- [Supplied records]:
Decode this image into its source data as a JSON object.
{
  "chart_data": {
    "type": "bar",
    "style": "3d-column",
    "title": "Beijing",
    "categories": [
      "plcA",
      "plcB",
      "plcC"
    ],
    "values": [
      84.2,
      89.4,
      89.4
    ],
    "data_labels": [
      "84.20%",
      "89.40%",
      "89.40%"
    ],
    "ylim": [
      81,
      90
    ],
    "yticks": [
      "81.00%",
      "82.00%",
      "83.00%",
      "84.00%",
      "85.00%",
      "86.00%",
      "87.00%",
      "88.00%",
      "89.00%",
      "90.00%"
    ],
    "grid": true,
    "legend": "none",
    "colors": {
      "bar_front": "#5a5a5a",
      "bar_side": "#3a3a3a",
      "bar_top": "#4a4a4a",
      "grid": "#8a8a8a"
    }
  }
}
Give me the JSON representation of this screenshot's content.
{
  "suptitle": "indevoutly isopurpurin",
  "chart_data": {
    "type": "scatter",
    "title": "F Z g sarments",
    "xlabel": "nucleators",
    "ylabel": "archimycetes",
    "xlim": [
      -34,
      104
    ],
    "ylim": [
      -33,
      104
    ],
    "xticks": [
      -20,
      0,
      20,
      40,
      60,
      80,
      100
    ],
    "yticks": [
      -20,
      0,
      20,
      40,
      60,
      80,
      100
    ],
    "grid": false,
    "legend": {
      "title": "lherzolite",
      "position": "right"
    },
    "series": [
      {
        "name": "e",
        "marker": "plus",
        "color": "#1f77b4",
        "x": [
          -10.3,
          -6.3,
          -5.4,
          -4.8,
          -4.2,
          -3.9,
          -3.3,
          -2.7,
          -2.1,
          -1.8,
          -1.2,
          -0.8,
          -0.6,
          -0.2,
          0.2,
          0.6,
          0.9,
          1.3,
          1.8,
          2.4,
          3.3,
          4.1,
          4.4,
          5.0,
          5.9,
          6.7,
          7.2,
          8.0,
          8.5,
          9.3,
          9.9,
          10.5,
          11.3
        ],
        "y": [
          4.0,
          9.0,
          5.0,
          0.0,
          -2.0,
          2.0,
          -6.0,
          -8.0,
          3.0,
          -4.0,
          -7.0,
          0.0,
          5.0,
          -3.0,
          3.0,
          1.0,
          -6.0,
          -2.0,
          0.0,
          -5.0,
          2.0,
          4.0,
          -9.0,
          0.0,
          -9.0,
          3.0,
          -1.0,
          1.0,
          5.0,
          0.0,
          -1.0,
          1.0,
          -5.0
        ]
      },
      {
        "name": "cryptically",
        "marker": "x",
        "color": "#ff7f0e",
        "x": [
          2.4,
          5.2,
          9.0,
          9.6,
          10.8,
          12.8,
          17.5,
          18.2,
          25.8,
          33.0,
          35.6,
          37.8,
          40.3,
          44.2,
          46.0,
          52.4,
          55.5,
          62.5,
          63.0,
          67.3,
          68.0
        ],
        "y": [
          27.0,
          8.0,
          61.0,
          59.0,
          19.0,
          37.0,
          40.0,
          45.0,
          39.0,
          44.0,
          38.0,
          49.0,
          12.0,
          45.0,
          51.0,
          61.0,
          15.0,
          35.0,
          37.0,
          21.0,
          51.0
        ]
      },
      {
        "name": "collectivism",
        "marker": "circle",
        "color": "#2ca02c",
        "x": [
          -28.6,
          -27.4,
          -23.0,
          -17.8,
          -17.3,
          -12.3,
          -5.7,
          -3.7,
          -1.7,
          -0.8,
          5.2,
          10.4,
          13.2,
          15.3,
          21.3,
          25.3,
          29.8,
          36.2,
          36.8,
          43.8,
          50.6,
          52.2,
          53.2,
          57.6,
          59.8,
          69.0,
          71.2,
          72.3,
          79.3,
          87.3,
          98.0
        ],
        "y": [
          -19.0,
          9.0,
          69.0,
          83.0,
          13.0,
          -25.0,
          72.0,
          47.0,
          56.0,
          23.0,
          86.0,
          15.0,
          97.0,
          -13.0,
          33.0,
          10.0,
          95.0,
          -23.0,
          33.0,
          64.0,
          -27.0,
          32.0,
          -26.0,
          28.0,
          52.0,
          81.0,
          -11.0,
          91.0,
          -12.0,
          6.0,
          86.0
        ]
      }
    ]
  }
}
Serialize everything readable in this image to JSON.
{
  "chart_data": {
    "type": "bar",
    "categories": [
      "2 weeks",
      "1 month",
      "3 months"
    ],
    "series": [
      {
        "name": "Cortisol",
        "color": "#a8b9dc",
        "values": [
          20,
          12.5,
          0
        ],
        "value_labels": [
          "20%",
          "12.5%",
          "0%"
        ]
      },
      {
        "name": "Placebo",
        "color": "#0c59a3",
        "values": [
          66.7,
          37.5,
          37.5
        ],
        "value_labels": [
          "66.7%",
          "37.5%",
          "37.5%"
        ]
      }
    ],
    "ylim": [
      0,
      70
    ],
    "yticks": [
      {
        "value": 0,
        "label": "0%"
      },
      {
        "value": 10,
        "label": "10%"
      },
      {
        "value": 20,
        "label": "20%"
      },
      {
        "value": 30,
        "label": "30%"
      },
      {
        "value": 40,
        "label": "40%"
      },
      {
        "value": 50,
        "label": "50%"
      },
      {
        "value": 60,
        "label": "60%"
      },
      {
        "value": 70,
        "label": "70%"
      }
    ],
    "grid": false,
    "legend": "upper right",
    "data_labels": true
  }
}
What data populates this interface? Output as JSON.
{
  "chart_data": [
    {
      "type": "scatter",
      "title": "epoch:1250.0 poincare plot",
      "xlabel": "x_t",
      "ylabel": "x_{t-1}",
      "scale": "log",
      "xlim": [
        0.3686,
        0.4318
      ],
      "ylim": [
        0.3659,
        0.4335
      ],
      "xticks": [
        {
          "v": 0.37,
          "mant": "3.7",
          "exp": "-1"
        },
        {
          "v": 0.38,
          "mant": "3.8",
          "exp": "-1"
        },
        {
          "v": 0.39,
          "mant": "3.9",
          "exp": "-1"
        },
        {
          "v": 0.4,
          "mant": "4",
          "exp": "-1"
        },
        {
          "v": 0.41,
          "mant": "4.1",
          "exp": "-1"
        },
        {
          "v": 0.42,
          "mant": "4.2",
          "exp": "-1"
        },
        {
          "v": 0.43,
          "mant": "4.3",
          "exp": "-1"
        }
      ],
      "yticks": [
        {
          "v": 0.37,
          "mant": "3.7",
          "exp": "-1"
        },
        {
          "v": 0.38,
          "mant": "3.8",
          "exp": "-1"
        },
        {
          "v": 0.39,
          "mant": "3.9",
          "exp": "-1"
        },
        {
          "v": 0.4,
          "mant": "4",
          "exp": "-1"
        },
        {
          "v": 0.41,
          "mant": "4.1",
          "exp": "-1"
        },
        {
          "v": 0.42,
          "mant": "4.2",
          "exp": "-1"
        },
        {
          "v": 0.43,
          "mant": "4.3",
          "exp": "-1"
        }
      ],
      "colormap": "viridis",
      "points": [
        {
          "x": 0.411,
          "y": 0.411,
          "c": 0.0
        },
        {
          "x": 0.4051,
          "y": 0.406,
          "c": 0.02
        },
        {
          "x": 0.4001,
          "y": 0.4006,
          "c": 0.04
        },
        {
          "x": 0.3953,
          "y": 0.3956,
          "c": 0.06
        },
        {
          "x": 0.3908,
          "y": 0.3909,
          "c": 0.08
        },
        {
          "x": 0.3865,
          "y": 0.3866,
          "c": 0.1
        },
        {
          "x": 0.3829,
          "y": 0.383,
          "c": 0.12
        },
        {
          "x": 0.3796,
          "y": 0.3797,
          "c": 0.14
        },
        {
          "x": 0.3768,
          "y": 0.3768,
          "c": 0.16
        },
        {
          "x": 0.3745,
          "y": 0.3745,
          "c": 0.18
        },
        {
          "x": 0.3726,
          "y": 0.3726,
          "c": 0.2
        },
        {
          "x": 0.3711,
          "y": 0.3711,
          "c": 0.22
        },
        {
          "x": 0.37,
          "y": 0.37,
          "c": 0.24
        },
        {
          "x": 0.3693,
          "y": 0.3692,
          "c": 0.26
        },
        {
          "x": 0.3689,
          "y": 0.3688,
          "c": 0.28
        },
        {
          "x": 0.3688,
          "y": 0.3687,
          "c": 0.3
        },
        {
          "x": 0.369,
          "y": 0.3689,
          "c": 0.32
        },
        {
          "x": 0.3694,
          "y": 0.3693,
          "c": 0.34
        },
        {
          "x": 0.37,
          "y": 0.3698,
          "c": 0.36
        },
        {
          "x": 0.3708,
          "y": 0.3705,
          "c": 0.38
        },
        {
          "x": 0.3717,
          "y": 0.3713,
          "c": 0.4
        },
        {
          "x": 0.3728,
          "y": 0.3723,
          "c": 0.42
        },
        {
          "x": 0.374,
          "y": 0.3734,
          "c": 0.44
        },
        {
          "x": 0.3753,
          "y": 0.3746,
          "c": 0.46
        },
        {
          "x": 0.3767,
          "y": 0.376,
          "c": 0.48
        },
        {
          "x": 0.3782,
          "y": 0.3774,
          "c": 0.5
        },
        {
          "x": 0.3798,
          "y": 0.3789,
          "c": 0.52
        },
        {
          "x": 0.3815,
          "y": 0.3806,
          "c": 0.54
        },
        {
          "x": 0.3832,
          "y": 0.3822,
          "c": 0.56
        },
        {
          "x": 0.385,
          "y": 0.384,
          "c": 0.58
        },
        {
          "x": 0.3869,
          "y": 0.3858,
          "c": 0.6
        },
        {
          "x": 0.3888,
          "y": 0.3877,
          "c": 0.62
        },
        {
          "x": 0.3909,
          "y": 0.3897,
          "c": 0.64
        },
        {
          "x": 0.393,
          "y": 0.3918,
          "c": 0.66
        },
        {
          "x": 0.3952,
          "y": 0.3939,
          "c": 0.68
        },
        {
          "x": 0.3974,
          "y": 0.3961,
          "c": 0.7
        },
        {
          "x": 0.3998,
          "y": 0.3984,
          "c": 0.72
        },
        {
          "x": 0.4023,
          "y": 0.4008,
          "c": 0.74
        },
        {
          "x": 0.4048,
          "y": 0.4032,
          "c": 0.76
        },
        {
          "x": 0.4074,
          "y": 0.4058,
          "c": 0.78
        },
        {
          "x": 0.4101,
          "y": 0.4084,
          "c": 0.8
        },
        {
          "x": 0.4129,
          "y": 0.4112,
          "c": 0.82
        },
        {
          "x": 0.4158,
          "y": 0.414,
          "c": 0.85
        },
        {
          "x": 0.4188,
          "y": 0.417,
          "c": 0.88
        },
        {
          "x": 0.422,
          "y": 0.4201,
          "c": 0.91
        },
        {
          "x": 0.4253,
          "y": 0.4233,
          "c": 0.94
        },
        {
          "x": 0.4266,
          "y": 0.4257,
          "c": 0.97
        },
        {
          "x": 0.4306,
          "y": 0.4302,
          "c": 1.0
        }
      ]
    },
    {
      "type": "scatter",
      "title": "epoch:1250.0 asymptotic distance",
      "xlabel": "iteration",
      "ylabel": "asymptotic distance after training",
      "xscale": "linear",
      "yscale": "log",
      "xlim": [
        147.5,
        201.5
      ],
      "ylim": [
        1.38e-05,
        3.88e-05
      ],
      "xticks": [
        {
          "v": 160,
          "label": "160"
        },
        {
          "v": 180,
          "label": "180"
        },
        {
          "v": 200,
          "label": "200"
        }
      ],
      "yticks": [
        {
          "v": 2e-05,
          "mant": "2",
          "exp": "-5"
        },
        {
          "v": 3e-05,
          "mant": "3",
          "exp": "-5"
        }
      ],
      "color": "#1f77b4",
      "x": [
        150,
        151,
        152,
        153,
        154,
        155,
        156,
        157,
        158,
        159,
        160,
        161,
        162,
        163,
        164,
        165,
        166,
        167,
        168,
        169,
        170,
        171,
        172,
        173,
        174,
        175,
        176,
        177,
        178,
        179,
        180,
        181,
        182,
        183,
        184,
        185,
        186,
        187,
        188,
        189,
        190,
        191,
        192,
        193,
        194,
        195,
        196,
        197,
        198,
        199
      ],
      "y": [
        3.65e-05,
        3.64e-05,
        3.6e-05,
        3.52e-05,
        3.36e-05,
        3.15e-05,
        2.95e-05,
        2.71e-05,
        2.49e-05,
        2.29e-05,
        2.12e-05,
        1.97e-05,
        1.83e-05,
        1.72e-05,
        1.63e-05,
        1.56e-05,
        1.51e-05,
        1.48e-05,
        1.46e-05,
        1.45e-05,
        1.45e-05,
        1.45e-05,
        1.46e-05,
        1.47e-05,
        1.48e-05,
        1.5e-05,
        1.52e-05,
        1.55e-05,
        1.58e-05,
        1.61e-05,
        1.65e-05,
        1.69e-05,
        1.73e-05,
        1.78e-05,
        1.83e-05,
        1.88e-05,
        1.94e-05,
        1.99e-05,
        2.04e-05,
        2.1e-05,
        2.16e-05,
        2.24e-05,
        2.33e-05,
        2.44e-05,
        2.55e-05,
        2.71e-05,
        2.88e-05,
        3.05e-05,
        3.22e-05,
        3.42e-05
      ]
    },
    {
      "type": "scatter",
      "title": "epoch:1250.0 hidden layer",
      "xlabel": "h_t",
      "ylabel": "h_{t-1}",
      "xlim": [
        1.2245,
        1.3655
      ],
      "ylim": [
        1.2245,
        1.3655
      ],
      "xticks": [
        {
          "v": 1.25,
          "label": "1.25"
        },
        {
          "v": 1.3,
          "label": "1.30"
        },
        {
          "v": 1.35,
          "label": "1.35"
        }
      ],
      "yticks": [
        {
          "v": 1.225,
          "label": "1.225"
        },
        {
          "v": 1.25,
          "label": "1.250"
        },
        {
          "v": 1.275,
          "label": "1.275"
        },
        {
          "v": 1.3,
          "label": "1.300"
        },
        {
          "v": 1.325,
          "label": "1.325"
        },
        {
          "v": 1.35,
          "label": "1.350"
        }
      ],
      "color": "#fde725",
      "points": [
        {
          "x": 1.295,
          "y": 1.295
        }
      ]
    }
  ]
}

- [Problem description]:
From the data above, gather every line that includes the word "grid".

- [Full solution]:
    "grid": true,
      "grid": "#8a8a8a"
    "grid": false,
    "grid": false,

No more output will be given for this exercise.